» **Your objective**
Output every entry exactly as written.

» **Stored data**

───

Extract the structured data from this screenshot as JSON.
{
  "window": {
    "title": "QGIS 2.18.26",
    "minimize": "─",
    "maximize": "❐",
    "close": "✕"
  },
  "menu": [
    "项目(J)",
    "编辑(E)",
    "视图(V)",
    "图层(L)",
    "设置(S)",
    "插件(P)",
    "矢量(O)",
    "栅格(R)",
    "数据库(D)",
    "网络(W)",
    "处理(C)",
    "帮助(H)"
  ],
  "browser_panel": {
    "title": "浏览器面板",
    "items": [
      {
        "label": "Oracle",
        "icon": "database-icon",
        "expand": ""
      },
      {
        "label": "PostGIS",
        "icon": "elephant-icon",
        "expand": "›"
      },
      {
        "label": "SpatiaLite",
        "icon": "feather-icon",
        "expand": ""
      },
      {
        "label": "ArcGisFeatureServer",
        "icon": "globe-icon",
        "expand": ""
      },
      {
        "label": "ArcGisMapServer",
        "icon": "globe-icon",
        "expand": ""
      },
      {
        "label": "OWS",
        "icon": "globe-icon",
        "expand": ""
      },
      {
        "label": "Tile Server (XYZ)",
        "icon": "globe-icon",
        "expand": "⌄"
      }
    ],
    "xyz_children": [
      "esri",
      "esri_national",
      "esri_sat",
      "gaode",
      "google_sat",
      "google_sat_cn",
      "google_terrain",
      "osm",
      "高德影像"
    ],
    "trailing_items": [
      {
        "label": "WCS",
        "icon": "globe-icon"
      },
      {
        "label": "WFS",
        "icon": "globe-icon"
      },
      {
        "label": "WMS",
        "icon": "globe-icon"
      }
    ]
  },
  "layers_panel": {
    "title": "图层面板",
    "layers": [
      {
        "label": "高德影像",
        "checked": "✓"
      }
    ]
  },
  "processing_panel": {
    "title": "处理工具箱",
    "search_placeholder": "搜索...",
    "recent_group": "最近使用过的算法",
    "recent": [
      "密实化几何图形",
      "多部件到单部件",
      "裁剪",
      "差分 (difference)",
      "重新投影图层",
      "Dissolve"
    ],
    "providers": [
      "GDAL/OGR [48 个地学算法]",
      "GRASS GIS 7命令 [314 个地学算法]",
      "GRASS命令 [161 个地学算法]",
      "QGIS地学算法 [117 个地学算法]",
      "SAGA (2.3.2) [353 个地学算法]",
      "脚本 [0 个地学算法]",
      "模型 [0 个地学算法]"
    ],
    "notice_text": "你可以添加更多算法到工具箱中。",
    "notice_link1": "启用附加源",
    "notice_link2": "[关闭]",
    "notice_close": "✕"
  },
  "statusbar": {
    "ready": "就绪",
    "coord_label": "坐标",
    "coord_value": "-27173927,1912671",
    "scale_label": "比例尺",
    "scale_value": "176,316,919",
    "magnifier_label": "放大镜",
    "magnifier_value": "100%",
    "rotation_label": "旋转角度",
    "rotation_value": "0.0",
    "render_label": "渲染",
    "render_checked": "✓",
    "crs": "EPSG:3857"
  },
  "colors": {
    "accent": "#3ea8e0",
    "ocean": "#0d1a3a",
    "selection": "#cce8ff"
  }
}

───

» **Task output**
Extract the structured data from this screenshot as JSON.
{
  "window": {
    "title": "QGIS 2.18.26",
    "minimize": "─",
    "maximize": "❐",
    "close": "✕"
  },
  "menu": [
    "项目(J)",
    "编辑(E)",
    "视图(V)",
    "图层(L)",
    "设置(S)",
    "插件(P)",
    "矢量(O)",
    "栅格(R)",
    "数据库(D)",
    "网络(W)",
    "处理(C)",
    "帮助(H)"
  ],
  "browser_panel": {
    "title": "浏览器面板",
    "items": [
      {
        "label": "Oracle",
        "icon": "database-icon",
        "expand": ""
      },
      {
        "label": "PostGIS",
        "icon": "elephant-icon",
        "expand": "›"
      },
      {
        "label": "SpatiaLite",
        "icon": "feather-icon",
        "expand": ""
      },
      {
        "label": "ArcGisFeatureServer",
        "icon": "globe-icon",
        "expand": ""
      },
      {
        "label": "ArcGisMapServer",
        "icon": "globe-icon",
        "expand": ""
      },
      {
        "label": "OWS",
        "icon": "globe-icon",
        "expand": ""
      },
      {
        "label": "Tile Server (XYZ)",
        "icon": "globe-icon",
        "expand": "⌄"
      }
    ],
    "xyz_children": [
      "esri",
      "esri_national",
      "esri_sat",
      "gaode",
      "google_sat",
      "google_sat_cn",
      "google_terrain",
      "osm",
      "高德影像"
    ],
    "trailing_items": [
      {
        "label": "WCS",
        "icon": "globe-icon"
      },
      {
        "label": "WFS",
        "icon": "globe-icon"
      },
      {
        "label": "WMS",
        "icon": "globe-icon"
      }
    ]
  },
  "layers_panel": {
    "title": "图层面板",
    "layers": [
      {
        "label": "高德影像",
        "checked": "✓"
      }
    ]
  },
  "processing_panel": {
    "title": "处理工具箱",
    "search_placeholder": "搜索...",
    "recent_group": "最近使用过的算法",
    "recent": [
      "密实化几何图形",
      "多部件到单部件",
      "裁剪",
      "差分 (difference)",
      "重新投影图层",
      "Dissolve"
    ],
    "providers": [
      "GDAL/OGR [48 个地学算法]",
      "GRASS GIS 7命令 [314 个地学算法]",
      "GRASS命令 [161 个地学算法]",
      "QGIS地学算法 [117 个地学算法]",
      "SAGA (2.3.2) [353 个地学算法]",
      "脚本 [0 个地学算法]",
      "模型 [0 个地学算法]"
    ],
    "notice_text": "你可以添加更多算法到工具箱中。",
    "notice_link1": "启用附加源",
    "notice_link2": "[关闭]",
    "notice_close": "✕"
  },
  "statusbar": {
    "ready": "就绪",
    "coord_label": "坐标",
    "coord_value": "-27173927,1912671",
    "scale_label": "比例尺",
    "scale_value": "176,316,919",
    "magnifier_label": "放大镜",
    "magnifier_value": "100%",
    "rotation_label": "旋转角度",
    "rotation_value": "0.0",
    "render_label": "渲染",
    "render_checked": "✓",
    "crs": "EPSG:3857"
  },
  "colors": {
    "accent": "#3ea8e0",
    "ocean": "#0d1a3a",
    "selection": "#cce8ff"
  }
}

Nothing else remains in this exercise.